= Your objective =
Look through the data below and report how many lines include "question". Only the number should be given.

= Records contained in a dataset =
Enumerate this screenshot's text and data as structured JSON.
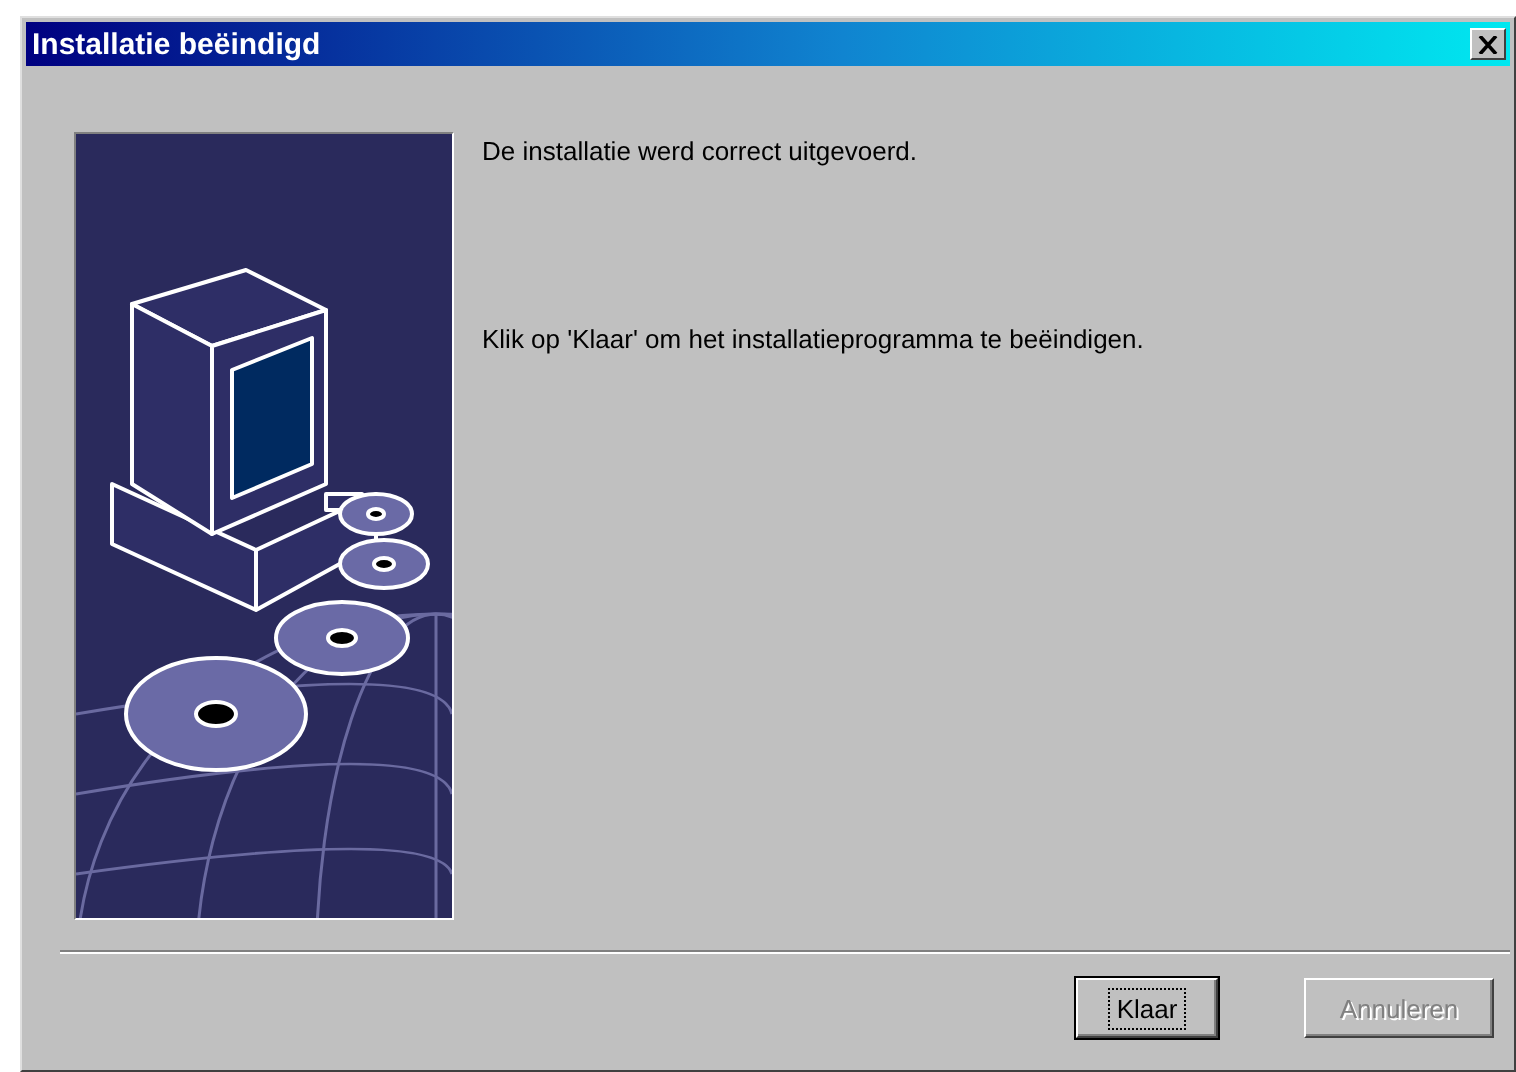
{
  "window": {
    "title": "Installatie beëindigd"
  },
  "messages": [
    "De installatie werd correct uitgevoerd.",
    "Klik op 'Klaar' om het installatieprogramma te beëindigen."
  ],
  "buttons": [
    {
      "label": "Klaar",
      "default": true,
      "disabled": false
    },
    {
      "label": "Annuleren",
      "default": false,
      "disabled": true
    }
  ]
}
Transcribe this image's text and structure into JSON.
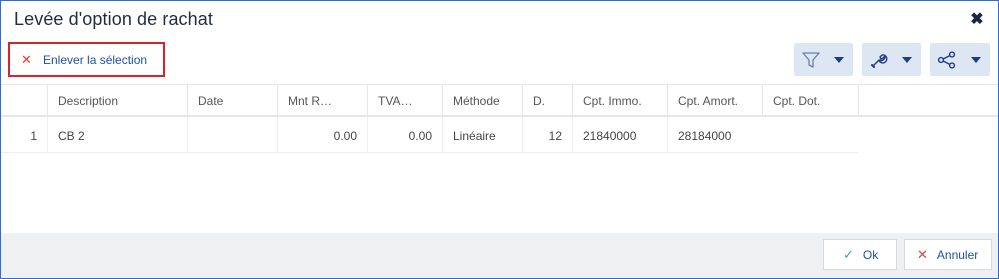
{
  "dialog": {
    "title": "Levée d'option de rachat",
    "close_icon": "close-icon"
  },
  "toolbar": {
    "clear_selection_label": "Enlever la sélection",
    "clear_icon": "x-icon",
    "filter_icon": "filter-icon",
    "tools_icon": "wrench-icon",
    "share_icon": "share-icon"
  },
  "grid": {
    "columns": [
      "",
      "Description",
      "Date",
      "Mnt R…",
      "TVA…",
      "Méthode",
      "D.",
      "Cpt. Immo.",
      "Cpt. Amort.",
      "Cpt. Dot."
    ],
    "rows": [
      {
        "num": "1",
        "description": "CB 2",
        "date": "",
        "mnt": "0.00",
        "tva": "0.00",
        "methode": "Linéaire",
        "d": "12",
        "cpt_immo": "21840000",
        "cpt_amort": "28184000",
        "cpt_dot": ""
      }
    ]
  },
  "footer": {
    "ok_label": "Ok",
    "cancel_label": "Annuler"
  },
  "colors": {
    "accent": "#1f4fa8",
    "highlight_border": "#d8232a",
    "toolbar_button_bg": "#dde6f3",
    "footer_bg": "#eef0f2"
  }
}
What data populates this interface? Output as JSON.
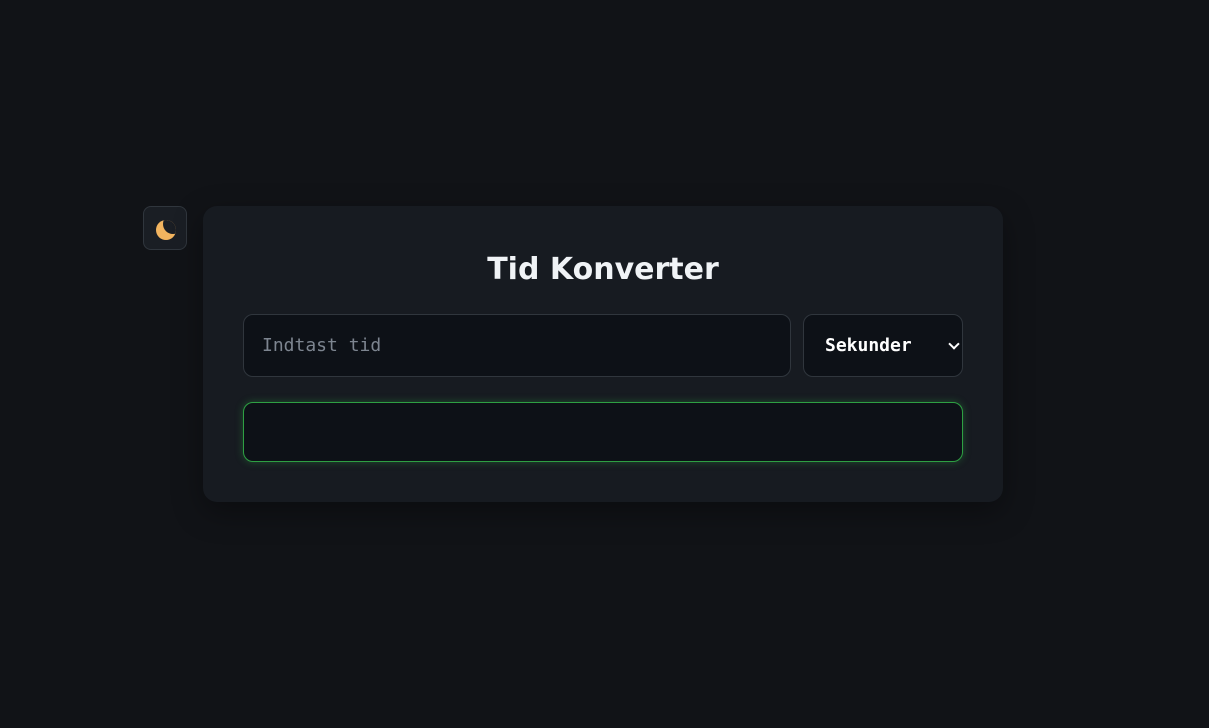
{
  "theme_toggle": {
    "icon": "moon-icon",
    "icon_color": "#f2b45f"
  },
  "converter": {
    "title": "Tid Konverter",
    "input": {
      "value": "",
      "placeholder": "Indtast tid"
    },
    "unit_select": {
      "selected": "Sekunder"
    },
    "result": {
      "text": "",
      "border_color": "#2ea043"
    }
  },
  "colors": {
    "background": "#111317",
    "card": "#171b21",
    "field": "#0d1117",
    "accent_green": "#2ea043"
  }
}
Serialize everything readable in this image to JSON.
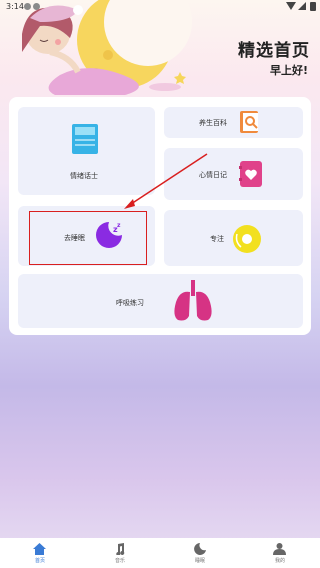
{
  "status": {
    "time": "3:14"
  },
  "header": {
    "title": "精选首页",
    "greeting": "早上好!"
  },
  "cards": {
    "sleep_story": "情绪话士",
    "health": "养生百科",
    "mood_diary": "心情日记",
    "sleep_aid": "去睡眠",
    "focus": "专注",
    "breathing": "呼吸练习"
  },
  "tabs": [
    {
      "label": "首页",
      "icon": "home-icon"
    },
    {
      "label": "音乐",
      "icon": "music-icon"
    },
    {
      "label": "睡眠",
      "icon": "moon-icon"
    },
    {
      "label": "我的",
      "icon": "person-icon"
    }
  ],
  "colors": {
    "accent": "#3a7bd5",
    "highlight": "#d91f1f",
    "moon": "#f6d65a",
    "lungs": "#d63384"
  }
}
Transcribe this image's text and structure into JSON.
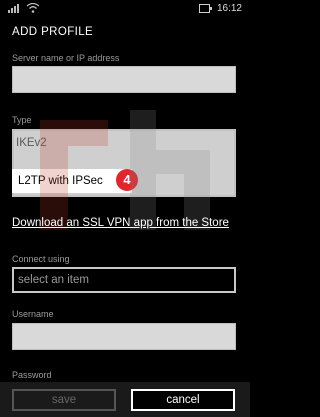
{
  "status_bar": {
    "time": "16:12"
  },
  "page": {
    "title": "ADD PROFILE"
  },
  "server": {
    "label": "Server name or IP address"
  },
  "type": {
    "label": "Type",
    "options": [
      "IKEv2",
      "L2TP with IPSec"
    ],
    "selected_index": 1
  },
  "badge": {
    "number": "4",
    "color": "#e0262d"
  },
  "store_link": "Download an SSL VPN app from the Store",
  "connect": {
    "label": "Connect using",
    "placeholder": "select an item"
  },
  "username": {
    "label": "Username"
  },
  "password": {
    "label": "Password"
  },
  "app_bar": {
    "save": "save",
    "cancel": "cancel"
  }
}
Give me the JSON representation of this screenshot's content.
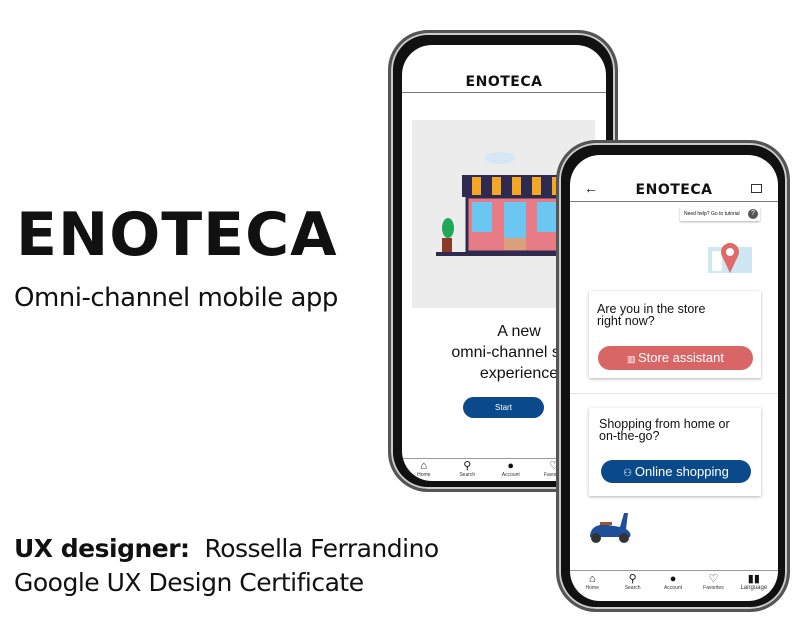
{
  "left": {
    "title": "ENOTECA",
    "subtitle": "Omni-channel mobile app",
    "designer_label": "UX designer:",
    "designer_name": "Rossella Ferrandino",
    "certificate": "Google UX Design Certificate"
  },
  "colors": {
    "primary": "#0b4a8a",
    "accent": "#d96666",
    "illustration_bg": "#ececec"
  },
  "phone1": {
    "header": "ENOTECA",
    "headline": [
      "A new",
      "omni-channel shop",
      "experience"
    ],
    "start_label": "Start",
    "nav": [
      {
        "label": "Home",
        "icon": "home-icon"
      },
      {
        "label": "Search",
        "icon": "search-icon"
      },
      {
        "label": "Account",
        "icon": "account-icon"
      },
      {
        "label": "Favorites",
        "icon": "heart-icon"
      }
    ]
  },
  "phone2": {
    "header": "ENOTECA",
    "help_label": "Need help? Go to tutorial",
    "card1": {
      "question": "Are you in the store right now?",
      "button": "Store assistant"
    },
    "card2": {
      "question": "Shopping from home or on-the-go?",
      "button": "Online shopping"
    },
    "nav": [
      {
        "label": "Home",
        "icon": "home-icon"
      },
      {
        "label": "Search",
        "icon": "search-icon"
      },
      {
        "label": "Account",
        "icon": "account-icon"
      },
      {
        "label": "Favorites",
        "icon": "heart-icon"
      },
      {
        "label": "Language",
        "icon": "language-icon"
      }
    ]
  }
}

= Correct answer =
2